**Required work**
Go over the listing below line by line and tally those containing "name". Give only the tally.

**Data records**
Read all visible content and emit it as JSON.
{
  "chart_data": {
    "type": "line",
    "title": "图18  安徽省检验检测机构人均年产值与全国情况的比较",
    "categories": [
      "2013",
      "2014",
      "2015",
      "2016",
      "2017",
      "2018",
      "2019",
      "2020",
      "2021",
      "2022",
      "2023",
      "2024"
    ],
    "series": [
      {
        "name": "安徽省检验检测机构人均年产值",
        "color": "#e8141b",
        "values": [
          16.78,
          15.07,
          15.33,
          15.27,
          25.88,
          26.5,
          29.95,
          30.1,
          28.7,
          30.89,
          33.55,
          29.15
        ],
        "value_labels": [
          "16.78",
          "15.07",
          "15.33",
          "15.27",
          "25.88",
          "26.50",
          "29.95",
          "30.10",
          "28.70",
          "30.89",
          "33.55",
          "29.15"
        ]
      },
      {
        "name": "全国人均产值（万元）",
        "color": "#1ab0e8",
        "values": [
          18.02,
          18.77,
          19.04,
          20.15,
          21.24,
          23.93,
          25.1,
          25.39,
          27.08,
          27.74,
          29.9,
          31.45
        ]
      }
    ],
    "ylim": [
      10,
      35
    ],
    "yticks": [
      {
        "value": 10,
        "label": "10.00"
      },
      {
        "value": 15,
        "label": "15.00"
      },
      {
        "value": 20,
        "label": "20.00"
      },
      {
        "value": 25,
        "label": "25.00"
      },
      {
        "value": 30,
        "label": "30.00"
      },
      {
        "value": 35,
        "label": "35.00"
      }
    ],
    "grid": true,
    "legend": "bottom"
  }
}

**Exercise result**
2